━━━━━ MATERIAL

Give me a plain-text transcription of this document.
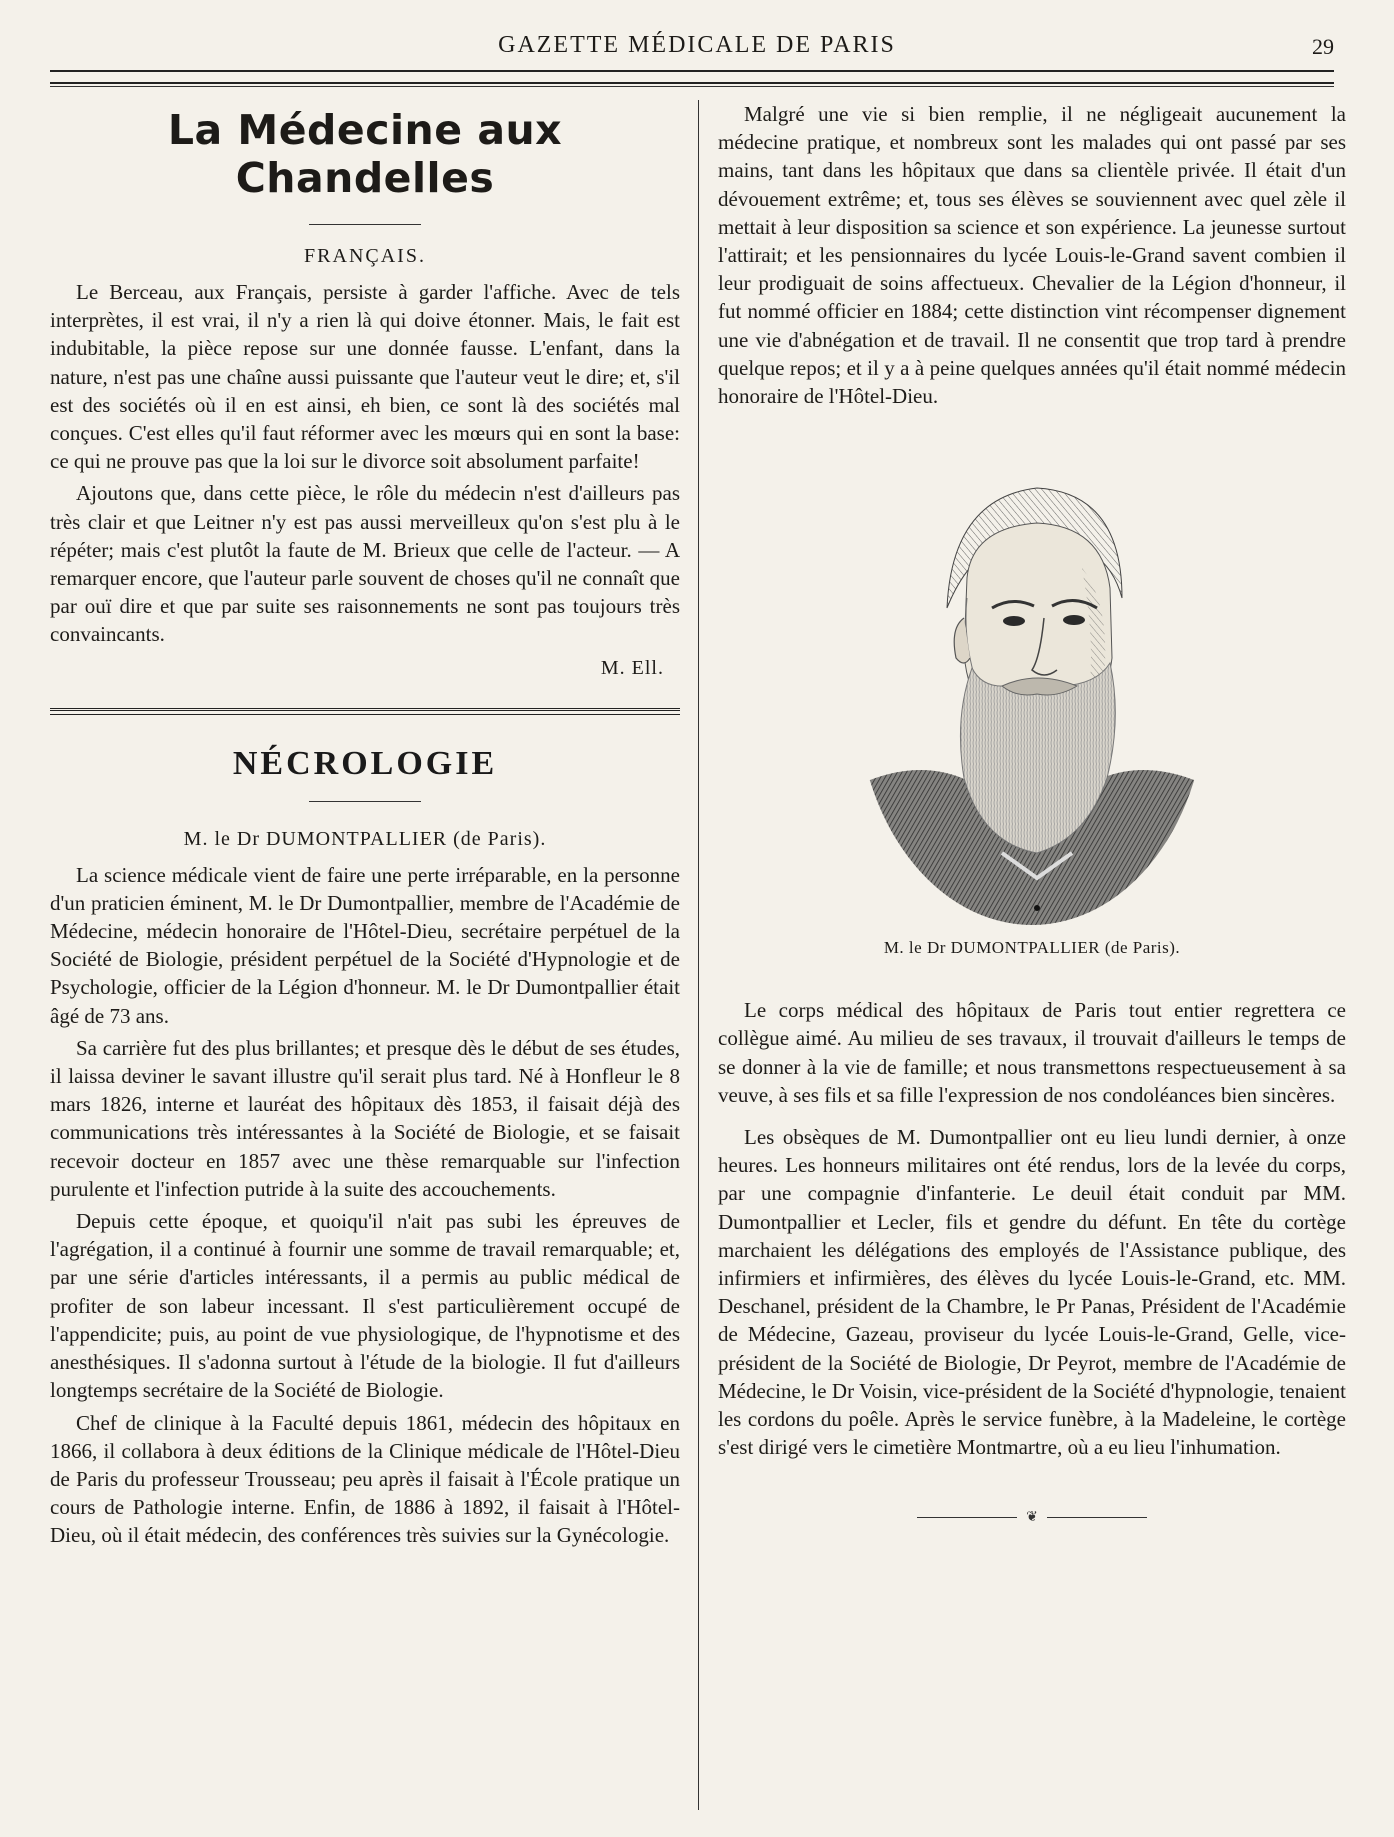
GAZETTE MÉDICALE DE PARIS	29
La Médecine aux Chandelles
FRANÇAIS.

Le Berceau, aux Français, persiste à garder l'affiche. Avec de tels interprètes, il est vrai, il n'y a rien là qui doive étonner. Mais, le fait est indubitable, la pièce repose sur une donnée fausse. L'enfant, dans la nature, n'est pas une chaîne aussi puissante que l'auteur veut le dire; et, s'il est des sociétés où il en est ainsi, eh bien, ce sont là des sociétés mal conçues. C'est elles qu'il faut réformer avec les mœurs qui en sont la base: ce qui ne prouve pas que la loi sur le divorce soit absolument parfaite!

Ajoutons que, dans cette pièce, le rôle du médecin n'est d'ailleurs pas très clair et que Leitner n'y est pas aussi merveilleux qu'on s'est plu à le répéter; mais c'est plutôt la faute de M. Brieux que celle de l'acteur. — A remarquer encore, que l'auteur parle souvent de choses qu'il ne connaît que par ouï dire et que par suite ses raisonnements ne sont pas toujours très convaincants.

M. Ell.
NÉCROLOGIE
M. le Dr DUMONTPALLIER (de Paris).

La science médicale vient de faire une perte irréparable, en la personne d'un praticien éminent, M. le Dr Dumontpallier, membre de l'Académie de Médecine, médecin honoraire de l'Hôtel-Dieu, secrétaire perpétuel de la Société de Biologie, président perpétuel de la Société d'Hypnologie et de Psychologie, officier de la Légion d'honneur. M. le Dr Dumontpallier était âgé de 73 ans.

Sa carrière fut des plus brillantes; et presque dès le début de ses études, il laissa deviner le savant illustre qu'il serait plus tard. Né à Honfleur le 8 mars 1826, interne et lauréat des hôpitaux dès 1853, il faisait déjà des communications très intéressantes à la Société de Biologie, et se faisait recevoir docteur en 1857 avec une thèse remarquable sur l'infection purulente et l'infection putride à la suite des accouchements.

Depuis cette époque, et quoiqu'il n'ait pas subi les épreuves de l'agrégation, il a continué à fournir une somme de travail remarquable; et, par une série d'articles intéressants, il a permis au public médical de profiter de son labeur incessant. Il s'est particulièrement occupé de l'appendicite; puis, au point de vue physiologique, de l'hypnotisme et des anesthésiques. Il s'adonna surtout à l'étude de la biologie. Il fut d'ailleurs longtemps secrétaire de la Société de Biologie.

Chef de clinique à la Faculté depuis 1861, médecin des hôpitaux en 1866, il collabora à deux éditions de la Clinique médicale de l'Hôtel-Dieu de Paris du professeur Trousseau; peu après il faisait à l'École pratique un cours de Pathologie interne. Enfin, de 1886 à 1892, il faisait à l'Hôtel-Dieu, où il était médecin, des conférences très suivies sur la Gynécologie.

Malgré une vie si bien remplie, il ne négligeait aucunement la médecine pratique, et nombreux sont les malades qui ont passé par ses mains, tant dans les hôpitaux que dans sa clientèle privée. Il était d'un dévouement extrême; et, tous ses élèves se souviennent avec quel zèle il mettait à leur disposition sa science et son expérience. La jeunesse surtout l'attirait; et les pensionnaires du lycée Louis-le-Grand savent combien il leur prodiguait de soins affectueux. Chevalier de la Légion d'honneur, il fut nommé officier en 1884; cette distinction vint récompenser dignement une vie d'abnégation et de travail. Il ne consentit que trop tard à prendre quelque repos; et il y a à peine quelques années qu'il était nommé médecin honoraire de l'Hôtel-Dieu.

M. le Dr DUMONTPALLIER (de Paris).

Le corps médical des hôpitaux de Paris tout entier regrettera ce collègue aimé. Au milieu de ses travaux, il trouvait d'ailleurs le temps de se donner à la vie de famille; et nous transmettons respectueusement à sa veuve, à ses fils et sa fille l'expression de nos condoléances bien sincères.

Les obsèques de M. Dumontpallier ont eu lieu lundi dernier, à onze heures. Les honneurs militaires ont été rendus, lors de la levée du corps, par une compagnie d'infanterie. Le deuil était conduit par MM. Dumontpallier et Lecler, fils et gendre du défunt. En tête du cortège marchaient les délégations des employés de l'Assistance publique, des infirmiers et infirmières, des élèves du lycée Louis-le-Grand, etc. MM. Deschanel, président de la Chambre, le Pr Panas, Président de l'Académie de Médecine, Gazeau, proviseur du lycée Louis-le-Grand, Gelle, vice-président de la Société de Biologie, Dr Peyrot, membre de l'Académie de Médecine, le Dr Voisin, vice-président de la Société d'hypnologie, tenaient les cordons du poêle. Après le service funèbre, à la Madeleine, le cortège s'est dirigé vers le cimetière Montmartre, où a eu lieu l'inhumation.

❦
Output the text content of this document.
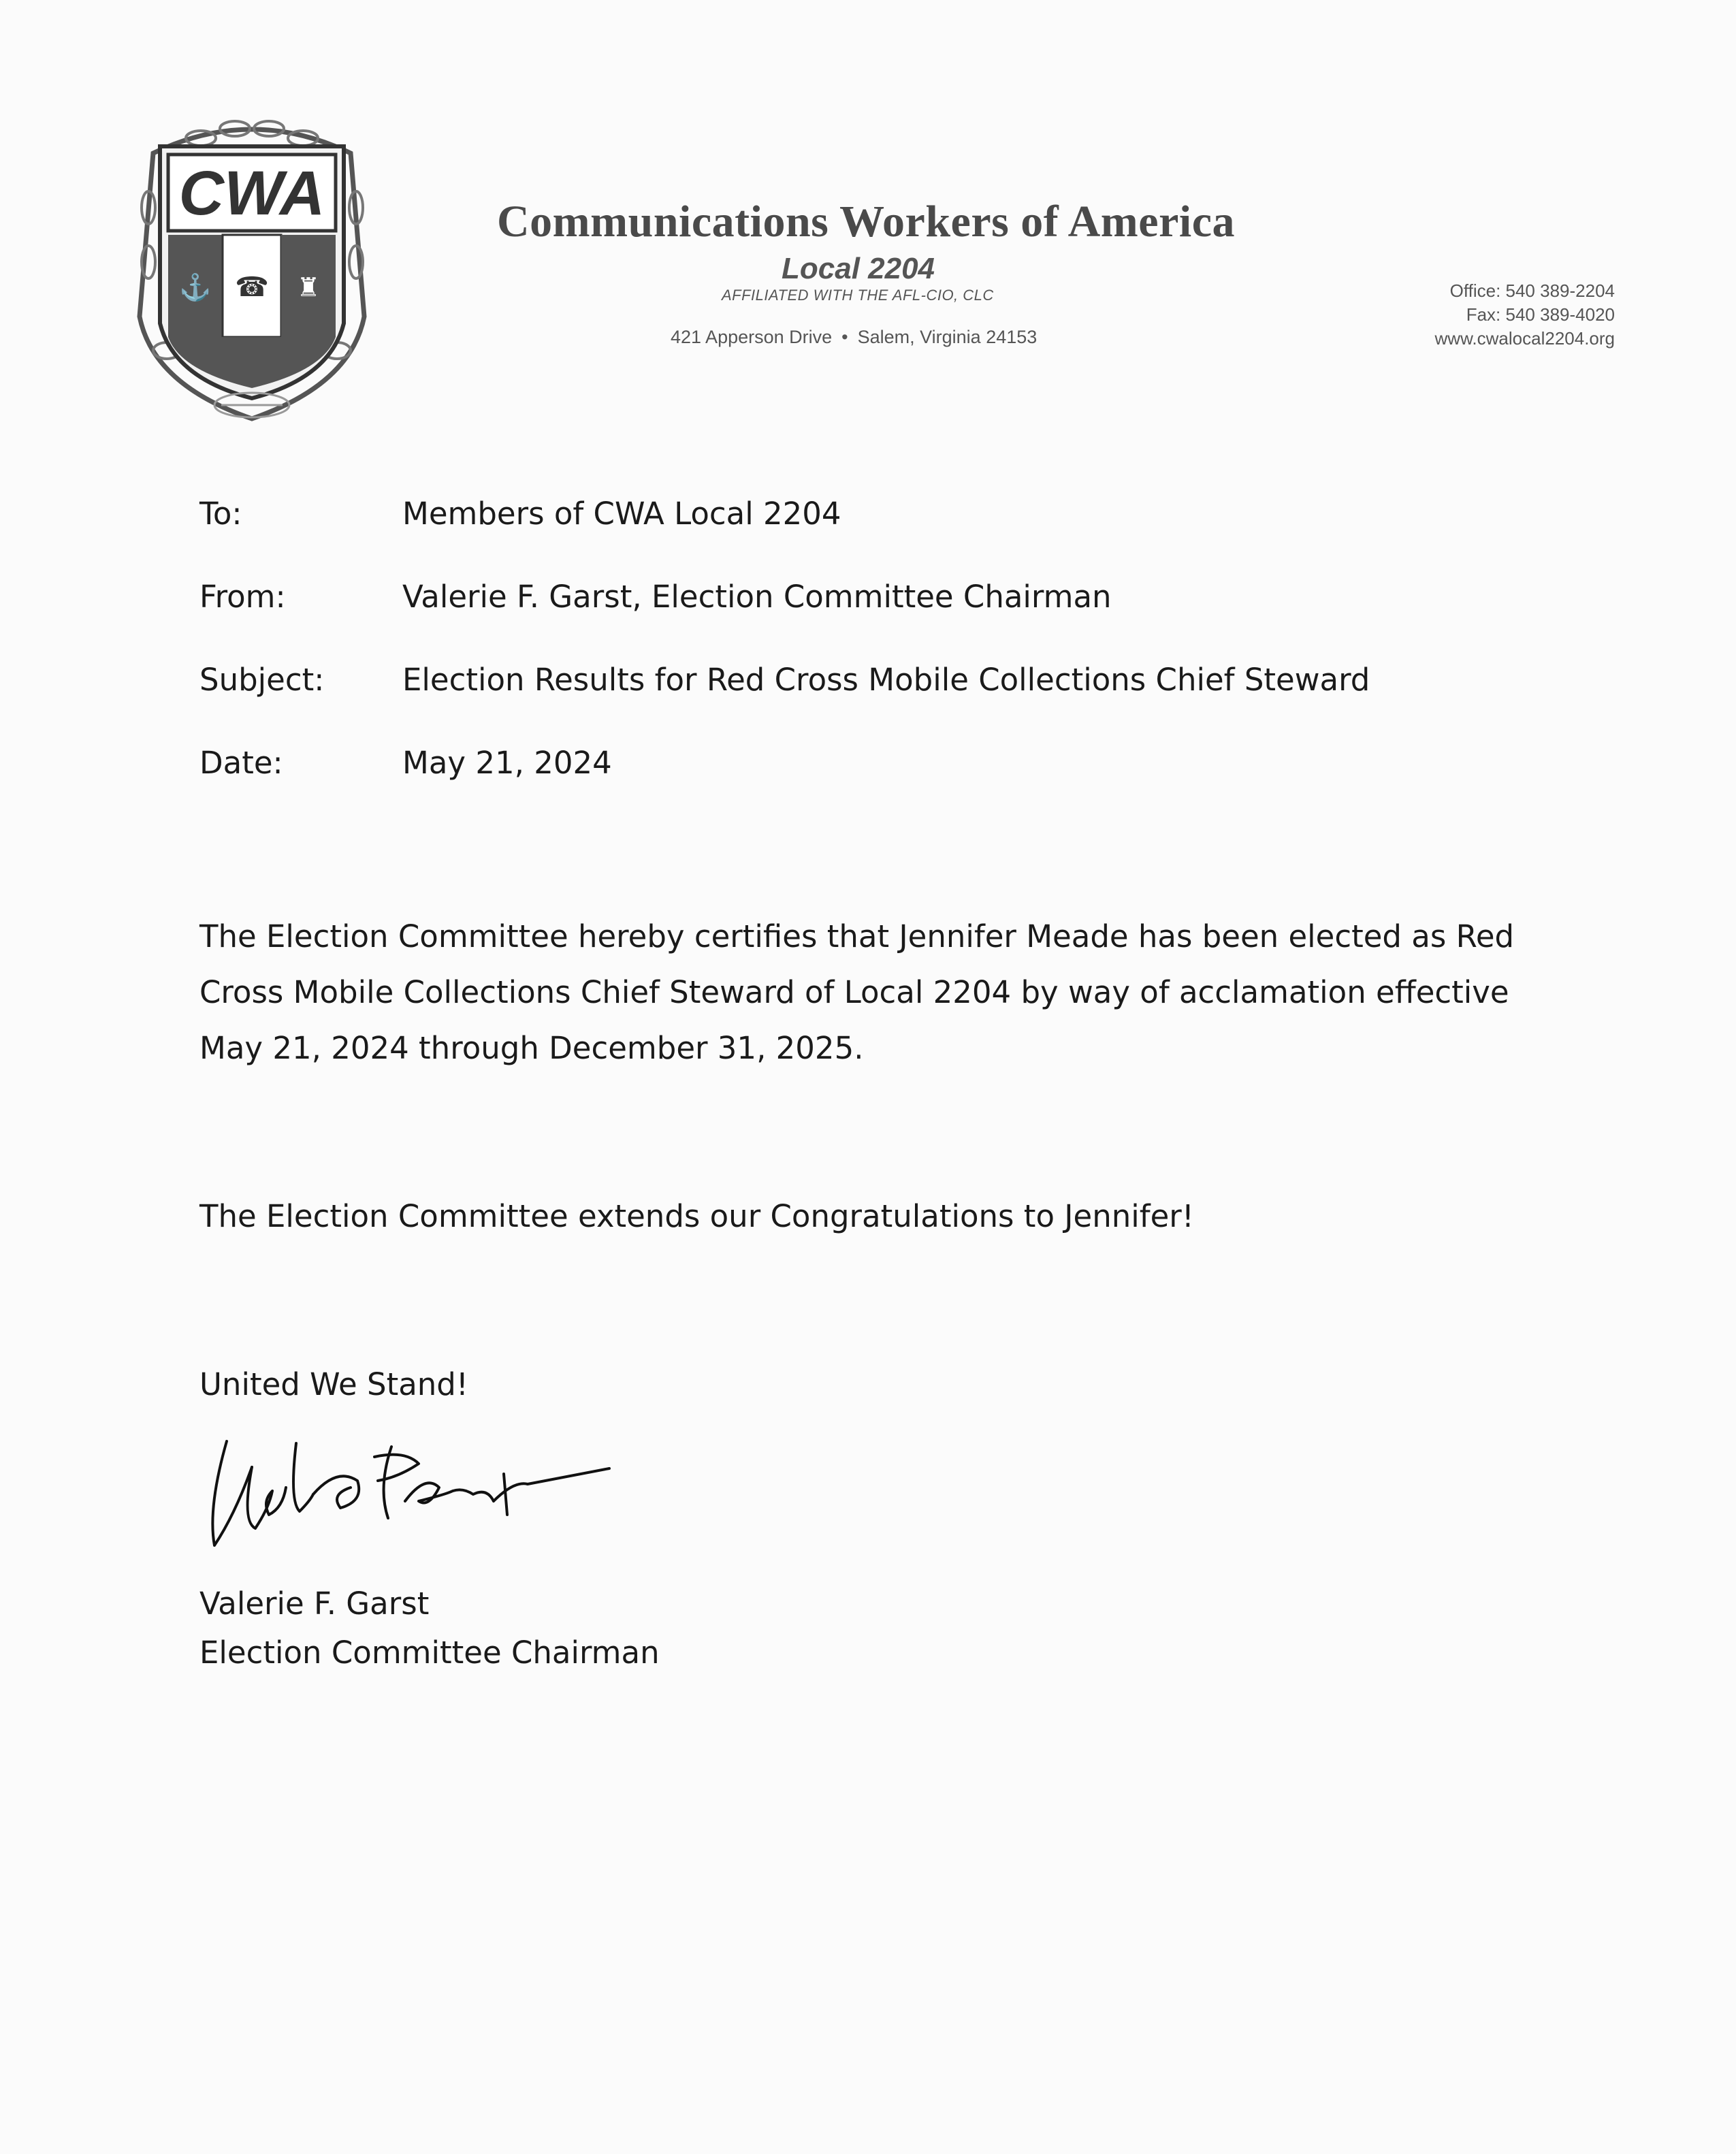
CWA
⚓ ☎ ♜
Communications Workers of America
Local 2204
AFFILIATED WITH THE AFL-CIO, CLC
421 Apperson Drive • Salem, Virginia 24153
Office: 540 389-2204
Fax: 540 389-4020
www.cwalocal2204.org
To:	Members of CWA Local 2204
From:	Valerie F. Garst, Election Committee Chairman
Subject:	Election Results for Red Cross Mobile Collections Chief Steward
Date:	May 21, 2024
The Election Committee hereby certifies that Jennifer Meade has been elected as Red Cross Mobile Collections Chief Steward of Local 2204 by way of acclamation effective May 21, 2024 through December 31, 2025.
The Election Committee extends our Congratulations to Jennifer!
United We Stand!
Valerie F. Garst
Election Committee Chairman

━━━━━━━━━━

* [GOAL] Repeat the material verbatim. Do not carry over any picture.

* [THE COMPLETED TASK]
Give me a plain-text transcription of this document.
GAZETTE MÉDICALE DE PARIS	29
La Médecine aux Chandelles
FRANÇAIS.

Le Berceau, aux Français, persiste à garder l'affiche. Avec de tels interprètes, il est vrai, il n'y a rien là qui doive étonner. Mais, le fait est indubitable, la pièce repose sur une donnée fausse. L'enfant, dans la nature, n'est pas une chaîne aussi puissante que l'auteur veut le dire; et, s'il est des sociétés où il en est ainsi, eh bien, ce sont là des sociétés mal conçues. C'est elles qu'il faut réformer avec les mœurs qui en sont la base: ce qui ne prouve pas que la loi sur le divorce soit absolument parfaite!

Ajoutons que, dans cette pièce, le rôle du médecin n'est d'ailleurs pas très clair et que Leitner n'y est pas aussi merveilleux qu'on s'est plu à le répéter; mais c'est plutôt la faute de M. Brieux que celle de l'acteur. — A remarquer encore, que l'auteur parle souvent de choses qu'il ne connaît que par ouï dire et que par suite ses raisonnements ne sont pas toujours très convaincants.

M. Ell.
NÉCROLOGIE
M. le Dr DUMONTPALLIER (de Paris).

La science médicale vient de faire une perte irréparable, en la personne d'un praticien éminent, M. le Dr Dumontpallier, membre de l'Académie de Médecine, médecin honoraire de l'Hôtel-Dieu, secrétaire perpétuel de la Société de Biologie, président perpétuel de la Société d'Hypnologie et de Psychologie, officier de la Légion d'honneur. M. le Dr Dumontpallier était âgé de 73 ans.

Sa carrière fut des plus brillantes; et presque dès le début de ses études, il laissa deviner le savant illustre qu'il serait plus tard. Né à Honfleur le 8 mars 1826, interne et lauréat des hôpitaux dès 1853, il faisait déjà des communications très intéressantes à la Société de Biologie, et se faisait recevoir docteur en 1857 avec une thèse remarquable sur l'infection purulente et l'infection putride à la suite des accouchements.

Depuis cette époque, et quoiqu'il n'ait pas subi les épreuves de l'agrégation, il a continué à fournir une somme de travail remarquable; et, par une série d'articles intéressants, il a permis au public médical de profiter de son labeur incessant. Il s'est particulièrement occupé de l'appendicite; puis, au point de vue physiologique, de l'hypnotisme et des anesthésiques. Il s'adonna surtout à l'étude de la biologie. Il fut d'ailleurs longtemps secrétaire de la Société de Biologie.

Chef de clinique à la Faculté depuis 1861, médecin des hôpitaux en 1866, il collabora à deux éditions de la Clinique médicale de l'Hôtel-Dieu de Paris du professeur Trousseau; peu après il faisait à l'École pratique un cours de Pathologie interne. Enfin, de 1886 à 1892, il faisait à l'Hôtel-Dieu, où il était médecin, des conférences très suivies sur la Gynécologie.

Malgré une vie si bien remplie, il ne négligeait aucunement la médecine pratique, et nombreux sont les malades qui ont passé par ses mains, tant dans les hôpitaux que dans sa clientèle privée. Il était d'un dévouement extrême; et, tous ses élèves se souviennent avec quel zèle il mettait à leur disposition sa science et son expérience. La jeunesse surtout l'attirait; et les pensionnaires du lycée Louis-le-Grand savent combien il leur prodiguait de soins affectueux. Chevalier de la Légion d'honneur, il fut nommé officier en 1884; cette distinction vint récompenser dignement une vie d'abnégation et de travail. Il ne consentit que trop tard à prendre quelque repos; et il y a à peine quelques années qu'il était nommé médecin honoraire de l'Hôtel-Dieu.

M. le Dr DUMONTPALLIER (de Paris).

Le corps médical des hôpitaux de Paris tout entier regrettera ce collègue aimé. Au milieu de ses travaux, il trouvait d'ailleurs le temps de se donner à la vie de famille; et nous transmettons respectueusement à sa veuve, à ses fils et sa fille l'expression de nos condoléances bien sincères.

Les obsèques de M. Dumontpallier ont eu lieu lundi dernier, à onze heures. Les honneurs militaires ont été rendus, lors de la levée du corps, par une compagnie d'infanterie. Le deuil était conduit par MM. Dumontpallier et Lecler, fils et gendre du défunt. En tête du cortège marchaient les délégations des employés de l'Assistance publique, des infirmiers et infirmières, des élèves du lycée Louis-le-Grand, etc. MM. Deschanel, président de la Chambre, le Pr Panas, Président de l'Académie de Médecine, Gazeau, proviseur du lycée Louis-le-Grand, Gelle, vice-président de la Société de Biologie, Dr Peyrot, membre de l'Académie de Médecine, le Dr Voisin, vice-président de la Société d'hypnologie, tenaient les cordons du poêle. Après le service funèbre, à la Madeleine, le cortège s'est dirigé vers le cimetière Montmartre, où a eu lieu l'inhumation.

❦
Output the text content of this document.
CWA
⚓ ☎ ♜
Communications Workers of America
Local 2204
AFFILIATED WITH THE AFL-CIO, CLC
421 Apperson Drive • Salem, Virginia 24153
Office: 540 389-2204
Fax: 540 389-4020
www.cwalocal2204.org
To:	Members of CWA Local 2204
From:	Valerie F. Garst, Election Committee Chairman
Subject:	Election Results for Red Cross Mobile Collections Chief Steward
Date:	May 21, 2024
The Election Committee hereby certifies that Jennifer Meade has been elected as Red Cross Mobile Collections Chief Steward of Local 2204 by way of acclamation effective May 21, 2024 through December 31, 2025.
The Election Committee extends our Congratulations to Jennifer!
United We Stand!
Valerie F. Garst
Election Committee Chairman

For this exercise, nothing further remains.